■ **SET EXERCISE**
Copy every line of the data that contains the string "color".

(Entries with figure data)
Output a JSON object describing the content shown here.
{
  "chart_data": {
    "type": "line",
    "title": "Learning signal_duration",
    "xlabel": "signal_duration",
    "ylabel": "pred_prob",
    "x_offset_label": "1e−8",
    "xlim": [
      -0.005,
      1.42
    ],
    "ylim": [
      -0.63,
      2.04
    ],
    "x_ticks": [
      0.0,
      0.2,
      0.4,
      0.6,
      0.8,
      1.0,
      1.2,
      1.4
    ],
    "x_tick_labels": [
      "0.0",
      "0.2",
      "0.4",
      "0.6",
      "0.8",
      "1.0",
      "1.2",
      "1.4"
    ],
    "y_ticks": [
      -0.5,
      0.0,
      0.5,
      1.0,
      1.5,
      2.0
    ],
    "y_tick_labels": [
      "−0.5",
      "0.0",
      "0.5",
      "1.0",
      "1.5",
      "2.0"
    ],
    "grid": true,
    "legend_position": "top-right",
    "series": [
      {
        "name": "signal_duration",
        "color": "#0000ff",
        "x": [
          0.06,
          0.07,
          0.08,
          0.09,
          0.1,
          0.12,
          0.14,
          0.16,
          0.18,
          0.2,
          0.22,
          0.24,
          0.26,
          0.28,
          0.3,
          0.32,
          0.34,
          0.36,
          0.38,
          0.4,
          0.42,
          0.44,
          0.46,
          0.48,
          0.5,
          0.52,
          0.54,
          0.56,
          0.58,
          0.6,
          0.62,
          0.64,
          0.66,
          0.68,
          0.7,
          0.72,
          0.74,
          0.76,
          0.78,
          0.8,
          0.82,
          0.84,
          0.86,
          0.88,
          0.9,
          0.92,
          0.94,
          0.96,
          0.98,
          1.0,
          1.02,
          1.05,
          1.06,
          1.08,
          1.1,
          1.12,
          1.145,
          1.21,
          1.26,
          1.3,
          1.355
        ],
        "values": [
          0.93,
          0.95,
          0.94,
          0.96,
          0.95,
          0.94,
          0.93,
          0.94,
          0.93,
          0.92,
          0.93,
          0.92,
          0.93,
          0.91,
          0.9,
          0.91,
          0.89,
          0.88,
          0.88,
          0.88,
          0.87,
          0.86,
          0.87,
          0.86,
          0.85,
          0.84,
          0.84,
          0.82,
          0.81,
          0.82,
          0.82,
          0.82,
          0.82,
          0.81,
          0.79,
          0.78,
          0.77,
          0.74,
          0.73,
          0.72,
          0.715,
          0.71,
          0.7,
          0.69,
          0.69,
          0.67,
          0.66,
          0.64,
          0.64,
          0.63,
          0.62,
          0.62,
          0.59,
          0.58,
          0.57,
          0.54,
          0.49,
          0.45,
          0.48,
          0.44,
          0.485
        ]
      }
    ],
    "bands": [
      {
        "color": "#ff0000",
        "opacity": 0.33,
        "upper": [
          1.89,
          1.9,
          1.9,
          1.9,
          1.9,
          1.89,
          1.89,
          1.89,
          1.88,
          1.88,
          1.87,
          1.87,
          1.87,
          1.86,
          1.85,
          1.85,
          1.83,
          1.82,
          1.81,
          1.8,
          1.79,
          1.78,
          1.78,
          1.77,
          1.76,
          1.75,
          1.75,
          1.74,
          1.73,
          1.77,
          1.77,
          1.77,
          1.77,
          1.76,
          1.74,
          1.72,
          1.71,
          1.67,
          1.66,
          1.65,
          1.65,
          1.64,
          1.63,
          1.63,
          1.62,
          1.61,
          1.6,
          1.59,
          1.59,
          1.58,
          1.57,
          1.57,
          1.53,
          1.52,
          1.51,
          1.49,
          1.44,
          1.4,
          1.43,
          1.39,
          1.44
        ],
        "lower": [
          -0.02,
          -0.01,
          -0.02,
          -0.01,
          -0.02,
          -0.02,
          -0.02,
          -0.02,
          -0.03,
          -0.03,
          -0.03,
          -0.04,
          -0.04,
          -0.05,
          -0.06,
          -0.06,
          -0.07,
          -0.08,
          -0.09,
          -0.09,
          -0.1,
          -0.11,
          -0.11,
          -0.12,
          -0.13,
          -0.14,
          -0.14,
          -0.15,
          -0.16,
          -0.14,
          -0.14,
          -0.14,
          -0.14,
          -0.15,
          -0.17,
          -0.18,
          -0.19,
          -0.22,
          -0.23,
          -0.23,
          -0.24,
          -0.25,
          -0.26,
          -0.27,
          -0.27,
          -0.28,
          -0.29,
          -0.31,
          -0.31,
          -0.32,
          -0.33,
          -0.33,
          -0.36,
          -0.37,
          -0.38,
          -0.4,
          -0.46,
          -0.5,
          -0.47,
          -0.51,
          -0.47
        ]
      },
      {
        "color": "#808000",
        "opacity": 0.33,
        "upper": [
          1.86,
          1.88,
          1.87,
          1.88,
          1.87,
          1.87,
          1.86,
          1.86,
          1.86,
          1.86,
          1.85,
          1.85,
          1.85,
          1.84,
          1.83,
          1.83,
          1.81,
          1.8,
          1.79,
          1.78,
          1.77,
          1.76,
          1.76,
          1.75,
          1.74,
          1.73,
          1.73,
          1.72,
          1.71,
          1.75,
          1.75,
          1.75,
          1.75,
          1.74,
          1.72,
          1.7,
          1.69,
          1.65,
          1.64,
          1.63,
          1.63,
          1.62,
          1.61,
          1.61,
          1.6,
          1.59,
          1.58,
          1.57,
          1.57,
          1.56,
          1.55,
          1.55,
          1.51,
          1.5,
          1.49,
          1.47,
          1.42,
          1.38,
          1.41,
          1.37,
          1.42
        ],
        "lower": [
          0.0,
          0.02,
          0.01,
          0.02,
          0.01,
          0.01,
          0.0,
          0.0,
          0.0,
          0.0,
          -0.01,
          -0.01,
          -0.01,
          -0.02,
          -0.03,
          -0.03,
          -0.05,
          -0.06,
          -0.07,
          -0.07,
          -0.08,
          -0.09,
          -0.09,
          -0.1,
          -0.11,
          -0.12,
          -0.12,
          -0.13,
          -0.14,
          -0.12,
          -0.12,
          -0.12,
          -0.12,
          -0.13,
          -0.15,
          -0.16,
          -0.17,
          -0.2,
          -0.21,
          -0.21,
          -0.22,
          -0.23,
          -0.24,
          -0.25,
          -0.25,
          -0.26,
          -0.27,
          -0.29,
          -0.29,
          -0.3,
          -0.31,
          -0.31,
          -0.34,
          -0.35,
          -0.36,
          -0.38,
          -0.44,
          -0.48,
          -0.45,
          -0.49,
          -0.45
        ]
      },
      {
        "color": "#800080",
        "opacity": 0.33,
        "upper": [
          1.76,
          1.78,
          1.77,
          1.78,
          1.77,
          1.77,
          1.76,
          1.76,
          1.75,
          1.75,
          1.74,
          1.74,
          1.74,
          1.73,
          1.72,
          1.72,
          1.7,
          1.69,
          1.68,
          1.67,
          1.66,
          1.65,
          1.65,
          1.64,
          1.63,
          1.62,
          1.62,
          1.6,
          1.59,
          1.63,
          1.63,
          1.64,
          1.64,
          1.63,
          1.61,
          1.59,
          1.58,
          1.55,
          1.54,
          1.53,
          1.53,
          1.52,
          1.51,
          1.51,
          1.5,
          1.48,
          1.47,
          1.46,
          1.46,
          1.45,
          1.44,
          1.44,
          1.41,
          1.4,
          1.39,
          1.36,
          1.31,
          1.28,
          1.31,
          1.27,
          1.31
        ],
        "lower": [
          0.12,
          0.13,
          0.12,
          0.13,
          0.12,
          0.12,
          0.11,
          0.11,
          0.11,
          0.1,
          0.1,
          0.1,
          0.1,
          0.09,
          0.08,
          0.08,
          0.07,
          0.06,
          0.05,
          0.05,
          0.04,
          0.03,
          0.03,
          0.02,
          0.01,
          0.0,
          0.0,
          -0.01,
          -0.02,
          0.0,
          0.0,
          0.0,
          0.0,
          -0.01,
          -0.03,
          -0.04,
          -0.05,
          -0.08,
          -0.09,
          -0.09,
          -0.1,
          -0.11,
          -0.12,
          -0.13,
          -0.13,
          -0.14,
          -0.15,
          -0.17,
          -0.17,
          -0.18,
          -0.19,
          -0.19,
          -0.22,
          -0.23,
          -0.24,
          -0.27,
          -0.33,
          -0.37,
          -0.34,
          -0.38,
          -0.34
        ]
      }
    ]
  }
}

■ **ANSWER TO THIS EXERCISE**
        "color": "#0000ff",
        "color": "#ff0000",
        "color": "#808000",
        "color": "#800080",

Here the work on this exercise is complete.